Table of Contents
Why Chaos Engineering?
Even before we get into the definition of Chaos Engineering or why it has become important, let’s take a look at traditional approach. Most of the applications and configuration would be put under stress testing to find out the breakage point. This primarily helped to assure the operations team that the provisioned capacity is enough for the anticipated workload. The tests was relatively (if not fairly) simple to do. But with time there are couple of things that has changed:
- System have become more and more complex now
- Workloads can change abruptly and scaling up and down is a necessity now
Also, there is a philosophical shift happenning the way IT operations used to think –
- Servers are disposable – Earlier the basic deployment units (in most cases physical or virtual servers) were treated like “Pets” and the configuration changes would lead to a snowflake. Now with configuration management tools servers are disposable like “cattles” and can be resurrected from scratch if there is a configuration change aka Pheonix Servers.
- Failure have been accepted as business as usual, outages are not. I am not trying to force you to accept system failures, but most of the IT operations today acknowledges that things would go wrong. Simply put, one needs to be prepared for it.
- Because of the explosion of internet, services are not limited by geographies anymore. Workloads are not predictible anymore and they are bound to go beyond the breakage point of one servers, it is just a matter of time and chance.
- Complexity of applications has increased multi-fold. Today applications are not just three-tier deployments. A web page rendered might be working with 10s or in some cases 100s of micro-services in the backend. Only way test the resiliency of the system is by injecting random issues on purpose.
This all lead the IT Operation leads to be convinced that the best way to be prepared for an outage is to simulate one. If you are not convinced yet, perhaps you want to read a bit about the study of how much loss the business can suffer because of infrastructure outage.
How do you go about it?

CHALLENGES.
**a)** Answer these questions from the chaos engineering text, one per line:
(i) What was stress testing in the traditional approach mainly meant to assure the operations team of?
(ii) When servers were treated like "Pets," what did configuration changes lead to?
(iii) How many micro-services might a rendered web page work with in the backend?
**b)** Write the next part of the chaos engineering text, picking up after its final line.
The rows have no connection to the text about chaos engineering.

LISTED RECORDS.
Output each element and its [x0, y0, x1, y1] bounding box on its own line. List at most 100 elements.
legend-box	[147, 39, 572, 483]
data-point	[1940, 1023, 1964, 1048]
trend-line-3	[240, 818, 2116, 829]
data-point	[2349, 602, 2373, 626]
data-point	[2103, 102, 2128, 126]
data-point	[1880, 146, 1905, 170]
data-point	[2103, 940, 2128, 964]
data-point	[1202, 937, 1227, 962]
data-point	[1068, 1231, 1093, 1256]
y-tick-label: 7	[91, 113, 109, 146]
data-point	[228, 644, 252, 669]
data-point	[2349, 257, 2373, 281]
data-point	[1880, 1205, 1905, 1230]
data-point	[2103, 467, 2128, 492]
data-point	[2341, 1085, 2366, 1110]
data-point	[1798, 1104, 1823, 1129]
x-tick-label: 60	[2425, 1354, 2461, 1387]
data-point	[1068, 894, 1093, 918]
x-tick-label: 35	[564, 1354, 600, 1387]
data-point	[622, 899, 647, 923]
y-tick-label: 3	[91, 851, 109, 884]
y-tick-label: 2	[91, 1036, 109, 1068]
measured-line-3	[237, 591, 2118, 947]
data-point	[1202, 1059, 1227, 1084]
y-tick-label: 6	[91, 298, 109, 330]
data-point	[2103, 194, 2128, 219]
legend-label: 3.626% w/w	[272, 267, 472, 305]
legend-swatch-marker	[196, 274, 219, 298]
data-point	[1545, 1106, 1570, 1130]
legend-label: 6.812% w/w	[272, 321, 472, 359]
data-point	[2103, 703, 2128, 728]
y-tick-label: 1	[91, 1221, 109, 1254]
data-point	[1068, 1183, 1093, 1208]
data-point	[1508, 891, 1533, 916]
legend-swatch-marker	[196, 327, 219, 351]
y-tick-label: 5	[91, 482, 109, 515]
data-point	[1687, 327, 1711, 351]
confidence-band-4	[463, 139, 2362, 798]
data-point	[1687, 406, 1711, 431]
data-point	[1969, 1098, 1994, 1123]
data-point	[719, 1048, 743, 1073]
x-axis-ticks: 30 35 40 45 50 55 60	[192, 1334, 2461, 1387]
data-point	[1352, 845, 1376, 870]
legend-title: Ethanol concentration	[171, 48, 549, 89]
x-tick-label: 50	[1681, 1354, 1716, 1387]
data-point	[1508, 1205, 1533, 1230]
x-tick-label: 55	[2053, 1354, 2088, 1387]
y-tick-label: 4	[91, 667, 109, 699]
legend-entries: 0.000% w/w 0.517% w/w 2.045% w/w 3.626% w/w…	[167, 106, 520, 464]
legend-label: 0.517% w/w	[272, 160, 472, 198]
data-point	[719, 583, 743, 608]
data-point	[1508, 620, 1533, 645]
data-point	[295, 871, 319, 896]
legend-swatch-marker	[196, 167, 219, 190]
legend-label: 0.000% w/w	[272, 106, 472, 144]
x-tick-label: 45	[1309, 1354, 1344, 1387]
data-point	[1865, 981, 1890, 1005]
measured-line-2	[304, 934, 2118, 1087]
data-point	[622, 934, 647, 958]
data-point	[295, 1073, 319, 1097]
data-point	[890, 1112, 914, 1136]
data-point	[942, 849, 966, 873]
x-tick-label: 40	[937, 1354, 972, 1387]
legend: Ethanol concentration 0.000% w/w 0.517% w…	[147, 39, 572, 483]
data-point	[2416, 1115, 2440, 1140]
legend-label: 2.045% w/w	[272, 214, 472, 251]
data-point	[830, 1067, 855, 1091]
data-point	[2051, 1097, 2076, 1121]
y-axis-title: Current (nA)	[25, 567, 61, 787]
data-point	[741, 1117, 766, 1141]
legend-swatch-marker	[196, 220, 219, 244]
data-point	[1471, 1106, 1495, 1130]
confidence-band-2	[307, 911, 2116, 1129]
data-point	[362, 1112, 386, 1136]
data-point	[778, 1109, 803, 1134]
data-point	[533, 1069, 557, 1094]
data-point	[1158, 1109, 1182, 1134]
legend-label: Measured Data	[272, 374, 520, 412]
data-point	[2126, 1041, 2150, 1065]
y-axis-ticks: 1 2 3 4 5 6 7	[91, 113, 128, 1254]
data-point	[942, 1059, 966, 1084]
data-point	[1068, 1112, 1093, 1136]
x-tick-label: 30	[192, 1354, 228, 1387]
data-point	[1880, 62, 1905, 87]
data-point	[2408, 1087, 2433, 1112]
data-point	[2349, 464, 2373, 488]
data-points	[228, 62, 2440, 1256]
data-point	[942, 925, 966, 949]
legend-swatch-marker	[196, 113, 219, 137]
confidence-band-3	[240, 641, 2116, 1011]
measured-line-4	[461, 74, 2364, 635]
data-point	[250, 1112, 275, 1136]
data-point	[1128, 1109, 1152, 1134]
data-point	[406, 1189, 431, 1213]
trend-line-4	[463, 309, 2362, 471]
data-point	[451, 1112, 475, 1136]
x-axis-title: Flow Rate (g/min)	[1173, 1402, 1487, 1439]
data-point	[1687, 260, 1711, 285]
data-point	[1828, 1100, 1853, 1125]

RESULTS OF THE EXERCISE.
**a)**
(i) That the provisioned capacity is enough for the anticipated workload.
(ii) A snowflake.
(iii) Tens, or in some cases hundreds.

**b)**
So what should be your strategy? I believe the easiest way is to introduce unit testing and integration testing for infrastructure and architecture components too, just like application code. so for any kind of High Availability or Disaster Recovery approach you have implemented, you should have a test case. e.g. if you are having a cluster with 2 nodes, your test case could be shoot down one of the node. Yes, you read it right. I am suggesting that you should take down a node. There is no other way for you to test high availability but to simulate failure. Similarly, you can test scalability but injecting slowness and network congetion.
There are many popular examples and inspirations for Chaos Injection. Most popular one are:
- Generic guidelines are available on Principles of Chaos Engineering
- Netflix’s Chaos Monkey to do various kind of chaos injection e.g. introduce slowness in the network, kill EC2 instances, detach the network or disks from EC2 instances
- Netflix’s Chaos Kong though is not open sourced yet but a nice inspiration and aspiration for anyone embarking on chaos engineering within their enterprise.
- Facebook’s Project Storm
Those who practice chaos engineering by trying to break themselves, have been rewarded well in times of outages. Best example is how Netflix weathered the storm by preparing for the worst.
How does that translate in the container’s world?
In today’s date a lot of new applications and services are being deployed as containers. If you are starting up with Chaos Engineering in Docker, there are many different mechanisms and tools available at your disposal.
Before we get into tools, let’s look at some of the basic features of Docker which should be helpful to you.
1. Docker Service
It is often better to deploy your application as a Swarm Service instead of deploying them as native container. In case you are using Kubernetes, it is better to deploy your request as a sevice. Both the definitions are declarative and define the desired state of service. This is really helpful in maintaining the uptime of your application as the service would always try to maintain the availability of service.
Example
In this example, I am going to use a Dockerfile to build a new image and then I will be using it to deploy a new service. The example is executed against a Docker UCP cluster from a client node (with docker cli and UCP Client Bundle).
Setup a docker build file Dockerfile-nohc
:
Build your image
Now we need to push you image to a repository (DTR or Dockerhub), so that it is available to all nodes:
Now we will start a service using this image:
This request asks the Swarm cluster to setup the service with --mode=replicated
and --replicas=2
i.e. Swarm would try to maintain two tasks for this service at any point of time, unless requested otherwise by the user. You can inspect the tasks running for the service with docker service ps
command:
As you can see there are two tasks running and these tasks would be setup with VIP which will do load-balancing among the two containers/tasks.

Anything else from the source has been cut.